## start RECORDS SHOWN

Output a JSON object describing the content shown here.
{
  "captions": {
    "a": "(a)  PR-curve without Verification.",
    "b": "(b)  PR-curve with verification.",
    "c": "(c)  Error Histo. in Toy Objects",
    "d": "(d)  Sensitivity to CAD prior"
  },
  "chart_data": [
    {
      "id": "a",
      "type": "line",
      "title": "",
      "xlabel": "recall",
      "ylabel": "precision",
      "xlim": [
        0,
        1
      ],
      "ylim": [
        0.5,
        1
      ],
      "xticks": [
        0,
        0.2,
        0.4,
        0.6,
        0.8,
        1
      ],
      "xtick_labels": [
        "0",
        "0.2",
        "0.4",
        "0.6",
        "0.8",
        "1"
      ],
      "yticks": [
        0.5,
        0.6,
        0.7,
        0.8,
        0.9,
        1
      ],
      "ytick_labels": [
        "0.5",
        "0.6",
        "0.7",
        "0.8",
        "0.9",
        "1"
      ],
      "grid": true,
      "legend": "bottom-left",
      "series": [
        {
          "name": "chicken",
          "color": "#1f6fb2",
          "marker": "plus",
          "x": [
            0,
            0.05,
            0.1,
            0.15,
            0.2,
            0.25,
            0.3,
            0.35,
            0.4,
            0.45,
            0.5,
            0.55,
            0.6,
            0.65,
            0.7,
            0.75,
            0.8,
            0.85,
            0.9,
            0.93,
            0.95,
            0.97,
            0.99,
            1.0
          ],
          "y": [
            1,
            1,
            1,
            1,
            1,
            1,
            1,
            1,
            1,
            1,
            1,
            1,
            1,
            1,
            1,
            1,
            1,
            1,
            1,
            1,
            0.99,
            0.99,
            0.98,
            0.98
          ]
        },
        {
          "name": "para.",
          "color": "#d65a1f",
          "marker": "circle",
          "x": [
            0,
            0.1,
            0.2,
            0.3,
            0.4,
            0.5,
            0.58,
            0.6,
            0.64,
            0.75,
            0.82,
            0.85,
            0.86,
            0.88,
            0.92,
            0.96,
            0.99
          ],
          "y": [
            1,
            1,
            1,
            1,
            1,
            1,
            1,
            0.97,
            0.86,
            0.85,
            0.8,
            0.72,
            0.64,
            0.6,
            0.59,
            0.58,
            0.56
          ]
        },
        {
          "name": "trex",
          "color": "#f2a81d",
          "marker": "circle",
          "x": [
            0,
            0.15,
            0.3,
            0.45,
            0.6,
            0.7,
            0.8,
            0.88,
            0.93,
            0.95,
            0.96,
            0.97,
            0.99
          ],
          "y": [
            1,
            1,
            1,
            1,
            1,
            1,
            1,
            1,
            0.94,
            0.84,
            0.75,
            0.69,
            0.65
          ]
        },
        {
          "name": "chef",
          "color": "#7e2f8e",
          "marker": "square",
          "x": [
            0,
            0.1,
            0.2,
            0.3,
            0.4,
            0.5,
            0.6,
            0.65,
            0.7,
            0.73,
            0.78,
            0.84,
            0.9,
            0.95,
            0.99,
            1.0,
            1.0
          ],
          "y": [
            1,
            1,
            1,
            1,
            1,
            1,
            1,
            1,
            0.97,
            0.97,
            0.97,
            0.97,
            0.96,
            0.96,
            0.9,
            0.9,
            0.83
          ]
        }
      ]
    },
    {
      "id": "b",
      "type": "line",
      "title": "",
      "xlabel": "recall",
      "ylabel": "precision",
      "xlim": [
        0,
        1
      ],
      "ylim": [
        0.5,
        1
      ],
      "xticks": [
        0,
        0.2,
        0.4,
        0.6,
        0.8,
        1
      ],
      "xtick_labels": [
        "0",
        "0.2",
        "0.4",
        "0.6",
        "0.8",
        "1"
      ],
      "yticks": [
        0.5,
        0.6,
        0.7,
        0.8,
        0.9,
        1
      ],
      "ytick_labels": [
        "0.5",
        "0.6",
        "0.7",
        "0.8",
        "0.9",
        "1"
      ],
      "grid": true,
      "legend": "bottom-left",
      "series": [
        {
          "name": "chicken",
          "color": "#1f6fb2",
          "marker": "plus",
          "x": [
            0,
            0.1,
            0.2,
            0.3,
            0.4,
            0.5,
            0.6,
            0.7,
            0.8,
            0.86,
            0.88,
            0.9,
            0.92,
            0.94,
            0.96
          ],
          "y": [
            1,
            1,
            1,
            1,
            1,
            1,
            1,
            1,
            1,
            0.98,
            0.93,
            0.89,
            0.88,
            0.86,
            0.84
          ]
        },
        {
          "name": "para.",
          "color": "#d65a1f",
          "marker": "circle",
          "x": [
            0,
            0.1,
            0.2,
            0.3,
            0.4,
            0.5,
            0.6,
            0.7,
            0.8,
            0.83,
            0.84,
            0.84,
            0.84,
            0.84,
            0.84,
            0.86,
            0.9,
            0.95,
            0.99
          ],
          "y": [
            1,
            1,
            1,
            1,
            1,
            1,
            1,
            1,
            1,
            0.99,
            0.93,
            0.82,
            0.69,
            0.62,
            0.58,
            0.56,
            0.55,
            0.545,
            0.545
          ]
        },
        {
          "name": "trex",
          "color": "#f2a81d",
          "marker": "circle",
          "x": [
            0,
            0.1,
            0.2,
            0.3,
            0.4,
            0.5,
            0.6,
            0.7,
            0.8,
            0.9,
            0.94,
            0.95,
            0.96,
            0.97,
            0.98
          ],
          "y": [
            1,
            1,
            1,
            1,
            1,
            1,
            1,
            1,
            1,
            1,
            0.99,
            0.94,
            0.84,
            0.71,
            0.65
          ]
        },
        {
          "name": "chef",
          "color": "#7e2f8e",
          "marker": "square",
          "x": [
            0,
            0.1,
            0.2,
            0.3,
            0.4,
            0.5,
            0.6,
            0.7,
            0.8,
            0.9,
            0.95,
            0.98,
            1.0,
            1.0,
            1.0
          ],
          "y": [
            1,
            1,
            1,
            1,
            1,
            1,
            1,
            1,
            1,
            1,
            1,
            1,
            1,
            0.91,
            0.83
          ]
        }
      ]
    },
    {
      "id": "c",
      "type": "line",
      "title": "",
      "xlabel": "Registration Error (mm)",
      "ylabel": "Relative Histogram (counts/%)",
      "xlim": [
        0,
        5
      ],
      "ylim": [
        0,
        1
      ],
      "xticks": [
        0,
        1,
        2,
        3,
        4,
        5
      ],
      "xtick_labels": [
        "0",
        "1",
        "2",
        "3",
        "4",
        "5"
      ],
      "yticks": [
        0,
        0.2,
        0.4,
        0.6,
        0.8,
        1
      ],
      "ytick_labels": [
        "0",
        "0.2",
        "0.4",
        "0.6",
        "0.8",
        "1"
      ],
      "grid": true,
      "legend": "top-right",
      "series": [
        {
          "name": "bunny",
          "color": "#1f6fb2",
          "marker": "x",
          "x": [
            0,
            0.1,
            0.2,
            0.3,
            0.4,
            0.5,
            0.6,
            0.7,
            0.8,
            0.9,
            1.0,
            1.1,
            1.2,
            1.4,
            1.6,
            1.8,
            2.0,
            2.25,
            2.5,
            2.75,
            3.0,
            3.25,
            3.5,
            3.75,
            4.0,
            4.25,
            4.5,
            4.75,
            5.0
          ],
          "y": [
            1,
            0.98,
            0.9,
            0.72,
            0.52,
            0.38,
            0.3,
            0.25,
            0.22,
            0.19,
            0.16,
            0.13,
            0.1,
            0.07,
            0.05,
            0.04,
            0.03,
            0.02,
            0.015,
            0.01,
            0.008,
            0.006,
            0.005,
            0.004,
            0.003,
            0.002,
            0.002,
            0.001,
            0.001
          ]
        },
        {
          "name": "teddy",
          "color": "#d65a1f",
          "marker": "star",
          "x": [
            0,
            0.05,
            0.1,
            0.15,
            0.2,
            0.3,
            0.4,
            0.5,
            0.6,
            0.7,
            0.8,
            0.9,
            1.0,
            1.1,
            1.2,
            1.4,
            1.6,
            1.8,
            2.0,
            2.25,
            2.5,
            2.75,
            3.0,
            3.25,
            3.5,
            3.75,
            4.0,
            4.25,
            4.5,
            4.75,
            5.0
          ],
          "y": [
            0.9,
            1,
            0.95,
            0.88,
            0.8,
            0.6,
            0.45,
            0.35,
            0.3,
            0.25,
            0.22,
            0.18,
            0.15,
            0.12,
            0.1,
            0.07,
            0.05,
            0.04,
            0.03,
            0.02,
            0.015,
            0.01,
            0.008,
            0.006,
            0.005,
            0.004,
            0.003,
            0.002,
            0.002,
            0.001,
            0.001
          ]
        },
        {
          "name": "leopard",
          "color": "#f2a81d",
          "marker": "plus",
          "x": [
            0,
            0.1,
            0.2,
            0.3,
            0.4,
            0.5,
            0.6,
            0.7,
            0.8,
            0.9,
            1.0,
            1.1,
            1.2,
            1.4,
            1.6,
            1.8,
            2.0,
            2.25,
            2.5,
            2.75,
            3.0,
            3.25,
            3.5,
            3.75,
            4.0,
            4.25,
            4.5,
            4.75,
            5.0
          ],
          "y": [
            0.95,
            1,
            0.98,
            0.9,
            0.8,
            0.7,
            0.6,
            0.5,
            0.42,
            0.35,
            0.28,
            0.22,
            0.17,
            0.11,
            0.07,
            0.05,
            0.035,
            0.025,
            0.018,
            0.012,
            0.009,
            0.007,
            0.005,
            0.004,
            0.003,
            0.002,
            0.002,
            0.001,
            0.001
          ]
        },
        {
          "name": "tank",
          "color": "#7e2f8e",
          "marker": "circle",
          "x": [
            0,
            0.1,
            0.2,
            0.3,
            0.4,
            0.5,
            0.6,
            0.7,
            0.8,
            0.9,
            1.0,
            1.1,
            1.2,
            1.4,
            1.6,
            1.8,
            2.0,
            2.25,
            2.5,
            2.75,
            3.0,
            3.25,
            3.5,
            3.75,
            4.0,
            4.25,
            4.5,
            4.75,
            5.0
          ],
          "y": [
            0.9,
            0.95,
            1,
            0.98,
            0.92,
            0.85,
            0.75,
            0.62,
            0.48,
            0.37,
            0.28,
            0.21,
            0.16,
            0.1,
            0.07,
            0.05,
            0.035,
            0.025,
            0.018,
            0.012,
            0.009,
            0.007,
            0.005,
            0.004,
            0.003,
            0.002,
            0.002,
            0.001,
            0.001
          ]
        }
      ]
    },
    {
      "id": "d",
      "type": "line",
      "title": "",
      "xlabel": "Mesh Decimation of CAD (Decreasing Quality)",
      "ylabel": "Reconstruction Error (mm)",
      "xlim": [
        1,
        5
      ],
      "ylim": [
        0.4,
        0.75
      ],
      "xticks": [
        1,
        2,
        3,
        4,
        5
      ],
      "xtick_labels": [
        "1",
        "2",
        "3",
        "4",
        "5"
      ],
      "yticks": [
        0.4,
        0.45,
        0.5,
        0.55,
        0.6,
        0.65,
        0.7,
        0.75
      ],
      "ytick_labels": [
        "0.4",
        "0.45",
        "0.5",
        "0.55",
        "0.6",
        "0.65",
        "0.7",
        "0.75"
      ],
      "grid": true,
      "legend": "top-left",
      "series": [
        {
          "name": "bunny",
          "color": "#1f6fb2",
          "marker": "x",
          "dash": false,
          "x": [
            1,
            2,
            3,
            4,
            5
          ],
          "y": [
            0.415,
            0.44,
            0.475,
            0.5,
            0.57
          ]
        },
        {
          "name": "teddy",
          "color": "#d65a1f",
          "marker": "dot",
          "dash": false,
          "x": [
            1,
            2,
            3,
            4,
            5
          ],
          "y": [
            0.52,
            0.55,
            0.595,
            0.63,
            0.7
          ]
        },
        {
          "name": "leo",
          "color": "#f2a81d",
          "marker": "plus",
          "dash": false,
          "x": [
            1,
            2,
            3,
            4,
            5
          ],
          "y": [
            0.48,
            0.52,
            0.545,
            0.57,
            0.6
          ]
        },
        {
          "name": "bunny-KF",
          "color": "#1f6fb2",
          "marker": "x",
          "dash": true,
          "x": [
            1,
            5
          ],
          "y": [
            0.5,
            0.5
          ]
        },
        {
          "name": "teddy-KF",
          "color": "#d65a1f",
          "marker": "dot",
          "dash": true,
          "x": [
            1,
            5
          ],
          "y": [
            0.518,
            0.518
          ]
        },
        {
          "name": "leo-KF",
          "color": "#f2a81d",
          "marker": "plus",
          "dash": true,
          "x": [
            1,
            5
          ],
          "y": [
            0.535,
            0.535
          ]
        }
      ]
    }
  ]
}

## end RECORDS SHOWN

**EXERCISE:**
In the records, locate each line holding the string "curve" and copy it.

**WRITTEN ANSWER:**
    "a": "(a)  PR-curve without Verification.",
    "b": "(b)  PR-curve with verification.",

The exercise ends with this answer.